* _Input data_
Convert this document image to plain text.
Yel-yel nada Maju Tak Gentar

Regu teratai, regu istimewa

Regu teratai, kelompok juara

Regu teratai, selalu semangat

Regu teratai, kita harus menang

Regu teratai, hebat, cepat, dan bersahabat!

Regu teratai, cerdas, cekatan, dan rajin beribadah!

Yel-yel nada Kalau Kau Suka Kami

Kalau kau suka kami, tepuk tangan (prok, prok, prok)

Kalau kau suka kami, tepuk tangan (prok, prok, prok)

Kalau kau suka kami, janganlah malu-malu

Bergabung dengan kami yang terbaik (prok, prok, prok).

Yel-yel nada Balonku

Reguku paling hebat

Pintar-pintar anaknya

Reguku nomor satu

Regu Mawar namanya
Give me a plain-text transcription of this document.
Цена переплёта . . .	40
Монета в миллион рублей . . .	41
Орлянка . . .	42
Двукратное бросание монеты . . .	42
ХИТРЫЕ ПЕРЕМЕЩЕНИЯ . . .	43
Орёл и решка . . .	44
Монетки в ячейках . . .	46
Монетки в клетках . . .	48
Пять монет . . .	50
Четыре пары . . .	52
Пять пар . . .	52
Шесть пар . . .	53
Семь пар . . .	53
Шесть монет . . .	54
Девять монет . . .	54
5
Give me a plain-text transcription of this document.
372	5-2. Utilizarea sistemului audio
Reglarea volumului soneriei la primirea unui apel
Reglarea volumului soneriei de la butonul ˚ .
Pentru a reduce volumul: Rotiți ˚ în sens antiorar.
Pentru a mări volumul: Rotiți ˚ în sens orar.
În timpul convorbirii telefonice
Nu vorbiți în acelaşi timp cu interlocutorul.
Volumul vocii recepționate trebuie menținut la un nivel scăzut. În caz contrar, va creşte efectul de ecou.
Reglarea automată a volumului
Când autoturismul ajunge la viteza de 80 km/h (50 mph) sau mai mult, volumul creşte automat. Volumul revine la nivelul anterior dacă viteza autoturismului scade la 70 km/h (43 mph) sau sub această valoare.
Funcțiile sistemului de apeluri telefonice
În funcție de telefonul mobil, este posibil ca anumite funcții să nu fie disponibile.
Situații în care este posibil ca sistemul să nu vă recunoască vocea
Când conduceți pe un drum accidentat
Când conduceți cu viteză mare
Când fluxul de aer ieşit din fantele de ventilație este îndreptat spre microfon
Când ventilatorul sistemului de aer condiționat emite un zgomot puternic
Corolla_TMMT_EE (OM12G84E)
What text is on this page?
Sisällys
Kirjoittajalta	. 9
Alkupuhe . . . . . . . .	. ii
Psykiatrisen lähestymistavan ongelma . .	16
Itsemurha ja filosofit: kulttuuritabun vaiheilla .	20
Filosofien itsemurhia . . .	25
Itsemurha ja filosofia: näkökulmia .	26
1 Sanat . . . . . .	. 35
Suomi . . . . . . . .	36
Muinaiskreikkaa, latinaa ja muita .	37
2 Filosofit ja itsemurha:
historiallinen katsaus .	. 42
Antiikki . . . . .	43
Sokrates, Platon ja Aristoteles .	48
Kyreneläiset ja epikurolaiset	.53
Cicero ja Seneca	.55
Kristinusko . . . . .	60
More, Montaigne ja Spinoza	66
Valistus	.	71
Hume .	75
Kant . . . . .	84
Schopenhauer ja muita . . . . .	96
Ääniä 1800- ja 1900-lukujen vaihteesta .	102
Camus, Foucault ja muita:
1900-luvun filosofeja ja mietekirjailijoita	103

* _Goal_
Show the data once more, exactly as it was written.

* _Solution_
Convert this document image to plain text.
Yel-yel nada Maju Tak Gentar

Regu teratai, regu istimewa

Regu teratai, kelompok juara

Regu teratai, selalu semangat

Regu teratai, kita harus menang

Regu teratai, hebat, cepat, dan bersahabat!

Regu teratai, cerdas, cekatan, dan rajin beribadah!

Yel-yel nada Kalau Kau Suka Kami

Kalau kau suka kami, tepuk tangan (prok, prok, prok)

Kalau kau suka kami, tepuk tangan (prok, prok, prok)

Kalau kau suka kami, janganlah malu-malu

Bergabung dengan kami yang terbaik (prok, prok, prok).

Yel-yel nada Balonku

Reguku paling hebat

Pintar-pintar anaknya

Reguku nomor satu

Regu Mawar namanya
Give me a plain-text transcription of this document.
Цена переплёта . . .	40
Монета в миллион рублей . . .	41
Орлянка . . .	42
Двукратное бросание монеты . . .	42
ХИТРЫЕ ПЕРЕМЕЩЕНИЯ . . .	43
Орёл и решка . . .	44
Монетки в ячейках . . .	46
Монетки в клетках . . .	48
Пять монет . . .	50
Четыре пары . . .	52
Пять пар . . .	52
Шесть пар . . .	53
Семь пар . . .	53
Шесть монет . . .	54
Девять монет . . .	54
5
Give me a plain-text transcription of this document.
372	5-2. Utilizarea sistemului audio
Reglarea volumului soneriei la primirea unui apel
Reglarea volumului soneriei de la butonul ˚ .
Pentru a reduce volumul: Rotiți ˚ în sens antiorar.
Pentru a mări volumul: Rotiți ˚ în sens orar.
În timpul convorbirii telefonice
Nu vorbiți în acelaşi timp cu interlocutorul.
Volumul vocii recepționate trebuie menținut la un nivel scăzut. În caz contrar, va creşte efectul de ecou.
Reglarea automată a volumului
Când autoturismul ajunge la viteza de 80 km/h (50 mph) sau mai mult, volumul creşte automat. Volumul revine la nivelul anterior dacă viteza autoturismului scade la 70 km/h (43 mph) sau sub această valoare.
Funcțiile sistemului de apeluri telefonice
În funcție de telefonul mobil, este posibil ca anumite funcții să nu fie disponibile.
Situații în care este posibil ca sistemul să nu vă recunoască vocea
Când conduceți pe un drum accidentat
Când conduceți cu viteză mare
Când fluxul de aer ieşit din fantele de ventilație este îndreptat spre microfon
Când ventilatorul sistemului de aer condiționat emite un zgomot puternic
Corolla_TMMT_EE (OM12G84E)
What text is on this page?
Sisällys
Kirjoittajalta	. 9
Alkupuhe . . . . . . . .	. ii
Psykiatrisen lähestymistavan ongelma . .	16
Itsemurha ja filosofit: kulttuuritabun vaiheilla .	20
Filosofien itsemurhia . . .	25
Itsemurha ja filosofia: näkökulmia .	26
1 Sanat . . . . . .	. 35
Suomi . . . . . . . .	36
Muinaiskreikkaa, latinaa ja muita .	37
2 Filosofit ja itsemurha:
historiallinen katsaus .	. 42
Antiikki . . . . .	43
Sokrates, Platon ja Aristoteles .	48
Kyreneläiset ja epikurolaiset	.53
Cicero ja Seneca	.55
Kristinusko . . . . .	60
More, Montaigne ja Spinoza	66
Valistus	.	71
Hume .	75
Kant . . . . .	84
Schopenhauer ja muita . . . . .	96
Ääniä 1800- ja 1900-lukujen vaihteesta .	102
Camus, Foucault ja muita:
1900-luvun filosofeja ja mietekirjailijoita	103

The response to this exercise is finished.